→ Passage extrait
_ _ _ _ _

Les fibres naturelles d’origine animale
Il s’agit essentiellement de la soie (issue du cocon des vers à soie) et de la laine. La forte teneur en protéine des ces fibres d’origine animale explique leur capacité d’absorption élevée et donc leur facilité à être teintes.
La soie est une fibre aussi agréable à porter (elle a d’incroyables propriétés de régulation thermique) que fragile. En effet lorsqu’elle est mouillée, elle perd 20% de sa solidité. On comprend mieux pourquoi on parle d« art de la soie », un art né en Chine il y a plus de 5000 ans.

Quant à la laine, elle est sans nul doute liée aux pratiques textiles les plus anciennes.

_ _ _ _ _

Enregistrements issus d'un jeu de données
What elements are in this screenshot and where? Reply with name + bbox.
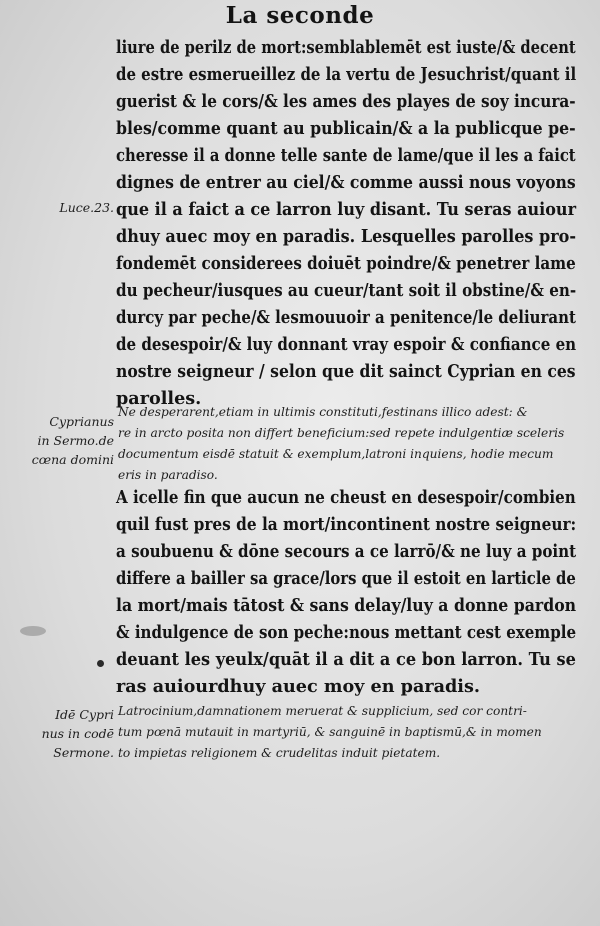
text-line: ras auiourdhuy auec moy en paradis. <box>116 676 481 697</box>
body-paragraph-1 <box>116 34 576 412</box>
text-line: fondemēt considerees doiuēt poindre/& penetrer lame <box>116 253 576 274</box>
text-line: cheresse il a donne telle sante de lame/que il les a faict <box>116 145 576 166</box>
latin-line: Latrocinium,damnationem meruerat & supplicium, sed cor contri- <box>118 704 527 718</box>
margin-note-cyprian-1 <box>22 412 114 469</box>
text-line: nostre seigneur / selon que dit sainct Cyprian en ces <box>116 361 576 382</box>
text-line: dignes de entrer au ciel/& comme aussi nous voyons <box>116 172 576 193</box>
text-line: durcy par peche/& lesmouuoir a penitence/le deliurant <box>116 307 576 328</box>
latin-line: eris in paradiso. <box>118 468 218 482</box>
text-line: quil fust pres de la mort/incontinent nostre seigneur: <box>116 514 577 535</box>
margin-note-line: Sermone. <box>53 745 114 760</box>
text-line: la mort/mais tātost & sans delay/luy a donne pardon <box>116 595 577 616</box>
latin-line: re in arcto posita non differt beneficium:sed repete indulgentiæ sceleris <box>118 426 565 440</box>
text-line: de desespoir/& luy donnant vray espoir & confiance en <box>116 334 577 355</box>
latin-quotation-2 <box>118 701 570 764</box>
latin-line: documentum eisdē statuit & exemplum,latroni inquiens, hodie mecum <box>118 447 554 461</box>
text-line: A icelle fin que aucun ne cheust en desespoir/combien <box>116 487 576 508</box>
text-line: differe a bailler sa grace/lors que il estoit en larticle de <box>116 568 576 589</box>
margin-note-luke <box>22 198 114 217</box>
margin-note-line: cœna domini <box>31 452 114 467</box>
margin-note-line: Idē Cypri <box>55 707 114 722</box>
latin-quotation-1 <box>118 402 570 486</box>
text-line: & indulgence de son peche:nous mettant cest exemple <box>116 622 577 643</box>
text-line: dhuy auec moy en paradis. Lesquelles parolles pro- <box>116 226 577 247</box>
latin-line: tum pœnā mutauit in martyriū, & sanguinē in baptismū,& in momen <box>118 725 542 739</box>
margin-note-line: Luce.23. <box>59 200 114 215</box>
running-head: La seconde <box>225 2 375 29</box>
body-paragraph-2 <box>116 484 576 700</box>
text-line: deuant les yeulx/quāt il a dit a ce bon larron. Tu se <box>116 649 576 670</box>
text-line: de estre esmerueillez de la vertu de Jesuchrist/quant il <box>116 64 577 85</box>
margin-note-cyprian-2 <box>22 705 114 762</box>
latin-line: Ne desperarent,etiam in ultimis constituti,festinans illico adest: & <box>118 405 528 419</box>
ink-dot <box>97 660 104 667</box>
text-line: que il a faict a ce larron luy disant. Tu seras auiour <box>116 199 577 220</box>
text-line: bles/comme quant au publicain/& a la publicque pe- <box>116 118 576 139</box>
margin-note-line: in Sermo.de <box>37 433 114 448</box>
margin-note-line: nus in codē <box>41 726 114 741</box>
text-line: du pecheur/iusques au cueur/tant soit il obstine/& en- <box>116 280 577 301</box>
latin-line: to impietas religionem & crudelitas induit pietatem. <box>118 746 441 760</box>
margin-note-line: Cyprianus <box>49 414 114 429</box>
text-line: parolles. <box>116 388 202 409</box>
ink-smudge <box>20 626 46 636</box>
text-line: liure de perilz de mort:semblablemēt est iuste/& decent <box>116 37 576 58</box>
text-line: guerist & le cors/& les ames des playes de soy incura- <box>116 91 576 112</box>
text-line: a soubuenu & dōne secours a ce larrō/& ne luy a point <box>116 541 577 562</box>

_ _ _ _ _

→ Consigne 1
D'après le passage sur les fibres naturelles d'origine animale, pourquoi comprend-on mieux que l'on parle d'« art de la soie » ? Répondez en une à trois phrases.
→ Consigne 2
Dans les enregistrements, recopiez sans rien changer les lignes allant de celle qui contient « text-line: ras auiourdhuy » jusqu'à celle qui contient « margin-note-line: Sermone. <box>53 », ces deux lignes comprises.

→ Solution complète 1
La soie est une fibre aussi agréable à porter que fragile. Une fois mouillée, elle perd 20 % de sa solidité, d'où l'expression « art de la soie ».

→ Solution complète 2
text-line: ras auiourdhuy auec moy en paradis. <box>116 676 481 697</box>
body-paragraph-1 <box>116 34 576 412</box>
text-line: fondemēt considerees doiuēt poindre/& penetrer lame <box>116 253 576 274</box>
text-line: cheresse il a donne telle sante de lame/que il les a faict <box>116 145 576 166</box>
latin-line: Latrocinium,damnationem meruerat & supplicium, sed cor contri- <box>118 704 527 718</box>
margin-note-cyprian-1 <box>22 412 114 469</box>
text-line: nostre seigneur / selon que dit sainct Cyprian en ces <box>116 361 576 382</box>
text-line: dignes de entrer au ciel/& comme aussi nous voyons <box>116 172 576 193</box>
text-line: durcy par peche/& lesmouuoir a penitence/le deliurant <box>116 307 576 328</box>
latin-line: eris in paradiso. <box>118 468 218 482</box>
text-line: quil fust pres de la mort/incontinent nostre seigneur: <box>116 514 577 535</box>
margin-note-line: Sermone. <box>53 745 114 760</box>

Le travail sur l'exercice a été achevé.